- Given task: Pull every line holding the string "flags" from the records below.

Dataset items

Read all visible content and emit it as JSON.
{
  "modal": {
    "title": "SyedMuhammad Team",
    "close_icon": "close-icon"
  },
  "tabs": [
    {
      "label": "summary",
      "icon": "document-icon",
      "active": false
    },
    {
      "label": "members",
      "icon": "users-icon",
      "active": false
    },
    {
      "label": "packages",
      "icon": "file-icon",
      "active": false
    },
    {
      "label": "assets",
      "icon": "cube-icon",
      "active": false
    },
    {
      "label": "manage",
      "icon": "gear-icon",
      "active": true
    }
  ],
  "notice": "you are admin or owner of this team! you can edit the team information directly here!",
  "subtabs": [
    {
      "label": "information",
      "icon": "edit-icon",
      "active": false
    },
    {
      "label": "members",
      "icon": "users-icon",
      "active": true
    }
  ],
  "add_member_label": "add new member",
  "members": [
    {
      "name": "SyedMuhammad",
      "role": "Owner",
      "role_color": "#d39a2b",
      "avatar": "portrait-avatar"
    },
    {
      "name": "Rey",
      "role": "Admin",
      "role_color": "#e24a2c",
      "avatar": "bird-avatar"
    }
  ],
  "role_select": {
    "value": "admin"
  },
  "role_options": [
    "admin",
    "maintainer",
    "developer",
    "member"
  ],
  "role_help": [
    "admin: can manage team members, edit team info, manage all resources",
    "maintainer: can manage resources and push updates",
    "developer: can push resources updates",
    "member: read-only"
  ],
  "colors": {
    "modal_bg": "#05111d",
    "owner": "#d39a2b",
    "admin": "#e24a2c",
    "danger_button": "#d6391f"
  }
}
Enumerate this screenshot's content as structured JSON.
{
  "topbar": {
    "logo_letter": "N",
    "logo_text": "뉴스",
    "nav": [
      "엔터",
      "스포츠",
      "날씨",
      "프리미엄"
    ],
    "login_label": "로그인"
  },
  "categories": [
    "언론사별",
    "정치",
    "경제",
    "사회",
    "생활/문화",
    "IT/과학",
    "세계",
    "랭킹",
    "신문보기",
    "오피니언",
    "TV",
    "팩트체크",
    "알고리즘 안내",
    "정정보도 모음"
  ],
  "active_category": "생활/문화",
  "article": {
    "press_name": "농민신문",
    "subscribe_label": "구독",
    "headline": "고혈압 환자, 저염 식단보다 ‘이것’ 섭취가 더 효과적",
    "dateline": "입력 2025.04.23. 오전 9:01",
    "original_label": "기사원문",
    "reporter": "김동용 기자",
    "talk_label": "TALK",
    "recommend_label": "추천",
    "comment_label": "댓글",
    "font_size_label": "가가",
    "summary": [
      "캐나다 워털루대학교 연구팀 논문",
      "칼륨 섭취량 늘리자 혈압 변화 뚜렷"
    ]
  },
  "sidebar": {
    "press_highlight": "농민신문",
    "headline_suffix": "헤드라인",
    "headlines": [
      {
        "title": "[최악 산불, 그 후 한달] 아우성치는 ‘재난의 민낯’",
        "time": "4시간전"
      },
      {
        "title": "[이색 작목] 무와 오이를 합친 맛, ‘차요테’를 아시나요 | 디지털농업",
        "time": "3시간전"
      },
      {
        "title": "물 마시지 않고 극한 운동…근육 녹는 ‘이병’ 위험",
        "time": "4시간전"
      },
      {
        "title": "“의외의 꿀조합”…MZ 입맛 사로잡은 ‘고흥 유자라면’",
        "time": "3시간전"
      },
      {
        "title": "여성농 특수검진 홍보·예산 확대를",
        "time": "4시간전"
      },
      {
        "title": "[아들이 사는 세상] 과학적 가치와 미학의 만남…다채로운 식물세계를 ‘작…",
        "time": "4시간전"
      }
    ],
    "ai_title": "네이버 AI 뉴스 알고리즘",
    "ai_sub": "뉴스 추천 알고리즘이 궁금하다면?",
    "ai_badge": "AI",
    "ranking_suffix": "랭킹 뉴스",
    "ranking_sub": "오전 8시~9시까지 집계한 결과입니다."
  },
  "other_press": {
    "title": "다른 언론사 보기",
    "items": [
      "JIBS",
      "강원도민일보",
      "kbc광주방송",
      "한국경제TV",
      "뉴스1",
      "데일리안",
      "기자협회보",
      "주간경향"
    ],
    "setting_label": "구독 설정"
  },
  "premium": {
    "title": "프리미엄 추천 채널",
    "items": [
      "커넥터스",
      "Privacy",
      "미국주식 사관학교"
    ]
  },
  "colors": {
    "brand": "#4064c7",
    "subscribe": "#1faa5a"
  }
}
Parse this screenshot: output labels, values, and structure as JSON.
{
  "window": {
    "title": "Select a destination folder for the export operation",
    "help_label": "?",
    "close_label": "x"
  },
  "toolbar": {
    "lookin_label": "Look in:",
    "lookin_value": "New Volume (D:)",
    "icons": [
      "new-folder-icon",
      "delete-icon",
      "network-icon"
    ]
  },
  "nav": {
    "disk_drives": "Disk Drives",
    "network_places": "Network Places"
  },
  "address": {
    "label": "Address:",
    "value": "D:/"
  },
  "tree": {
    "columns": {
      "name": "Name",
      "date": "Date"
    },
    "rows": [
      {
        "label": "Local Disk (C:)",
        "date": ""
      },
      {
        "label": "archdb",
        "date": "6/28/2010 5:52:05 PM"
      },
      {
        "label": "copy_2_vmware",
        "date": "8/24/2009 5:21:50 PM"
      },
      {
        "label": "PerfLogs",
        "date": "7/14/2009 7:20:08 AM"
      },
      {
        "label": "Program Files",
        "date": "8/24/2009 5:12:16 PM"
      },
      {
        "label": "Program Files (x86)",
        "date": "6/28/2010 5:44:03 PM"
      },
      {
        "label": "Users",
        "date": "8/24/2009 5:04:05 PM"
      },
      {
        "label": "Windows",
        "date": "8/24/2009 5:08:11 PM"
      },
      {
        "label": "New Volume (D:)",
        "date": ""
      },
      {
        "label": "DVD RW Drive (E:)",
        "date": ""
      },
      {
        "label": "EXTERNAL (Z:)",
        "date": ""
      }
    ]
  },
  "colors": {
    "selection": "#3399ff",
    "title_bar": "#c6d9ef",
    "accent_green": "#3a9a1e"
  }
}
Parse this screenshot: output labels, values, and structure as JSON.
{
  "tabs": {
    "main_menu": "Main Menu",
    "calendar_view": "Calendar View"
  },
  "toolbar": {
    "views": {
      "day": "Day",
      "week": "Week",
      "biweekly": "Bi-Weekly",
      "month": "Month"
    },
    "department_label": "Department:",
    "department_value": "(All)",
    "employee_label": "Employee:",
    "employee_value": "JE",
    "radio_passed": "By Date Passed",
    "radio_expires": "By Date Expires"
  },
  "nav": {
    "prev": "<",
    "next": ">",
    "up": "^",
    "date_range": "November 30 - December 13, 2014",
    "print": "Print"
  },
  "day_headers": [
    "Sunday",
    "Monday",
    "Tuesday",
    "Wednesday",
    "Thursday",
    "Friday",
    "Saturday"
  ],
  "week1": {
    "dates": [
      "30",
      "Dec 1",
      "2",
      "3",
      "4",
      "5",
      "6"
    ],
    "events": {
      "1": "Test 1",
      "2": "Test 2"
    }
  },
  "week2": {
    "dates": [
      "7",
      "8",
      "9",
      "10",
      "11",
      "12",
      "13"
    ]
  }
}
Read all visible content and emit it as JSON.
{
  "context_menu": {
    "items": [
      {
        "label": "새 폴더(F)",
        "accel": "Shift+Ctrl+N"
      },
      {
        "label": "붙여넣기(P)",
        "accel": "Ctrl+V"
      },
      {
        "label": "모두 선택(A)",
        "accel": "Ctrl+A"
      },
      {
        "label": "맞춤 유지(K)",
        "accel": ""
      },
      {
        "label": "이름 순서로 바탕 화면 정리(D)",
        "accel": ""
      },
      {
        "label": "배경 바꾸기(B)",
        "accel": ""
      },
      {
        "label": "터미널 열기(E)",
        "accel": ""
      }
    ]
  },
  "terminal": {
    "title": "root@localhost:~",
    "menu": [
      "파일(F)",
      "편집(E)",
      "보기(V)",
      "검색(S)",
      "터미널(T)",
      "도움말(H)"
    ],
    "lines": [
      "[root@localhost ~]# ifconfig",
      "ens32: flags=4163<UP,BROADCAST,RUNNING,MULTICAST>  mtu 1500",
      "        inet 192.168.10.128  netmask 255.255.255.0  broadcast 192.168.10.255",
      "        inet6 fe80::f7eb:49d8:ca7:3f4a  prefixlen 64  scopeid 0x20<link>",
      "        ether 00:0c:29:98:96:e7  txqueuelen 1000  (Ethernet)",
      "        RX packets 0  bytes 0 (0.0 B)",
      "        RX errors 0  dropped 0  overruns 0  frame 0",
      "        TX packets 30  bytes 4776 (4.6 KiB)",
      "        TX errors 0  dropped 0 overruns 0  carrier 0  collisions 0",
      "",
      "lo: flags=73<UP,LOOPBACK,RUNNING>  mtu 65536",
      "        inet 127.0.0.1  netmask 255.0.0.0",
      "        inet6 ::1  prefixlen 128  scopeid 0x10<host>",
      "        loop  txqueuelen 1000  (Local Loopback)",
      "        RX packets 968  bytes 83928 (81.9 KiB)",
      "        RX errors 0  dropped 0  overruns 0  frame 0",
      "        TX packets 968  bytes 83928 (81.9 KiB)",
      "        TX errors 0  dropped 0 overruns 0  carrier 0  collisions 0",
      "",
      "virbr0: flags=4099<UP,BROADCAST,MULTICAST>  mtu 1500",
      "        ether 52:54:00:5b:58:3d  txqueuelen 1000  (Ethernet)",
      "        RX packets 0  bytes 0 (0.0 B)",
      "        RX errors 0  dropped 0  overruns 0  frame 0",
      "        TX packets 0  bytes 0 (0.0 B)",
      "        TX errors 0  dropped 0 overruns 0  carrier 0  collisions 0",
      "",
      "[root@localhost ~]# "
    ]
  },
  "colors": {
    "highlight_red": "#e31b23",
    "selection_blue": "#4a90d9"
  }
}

- Response to this task:
      "ens32: flags=4163<UP,BROADCAST,RUNNING,MULTICAST>  mtu 1500",
      "lo: flags=73<UP,LOOPBACK,RUNNING>  mtu 65536",
      "virbr0: flags=4099<UP,BROADCAST,MULTICAST>  mtu 1500",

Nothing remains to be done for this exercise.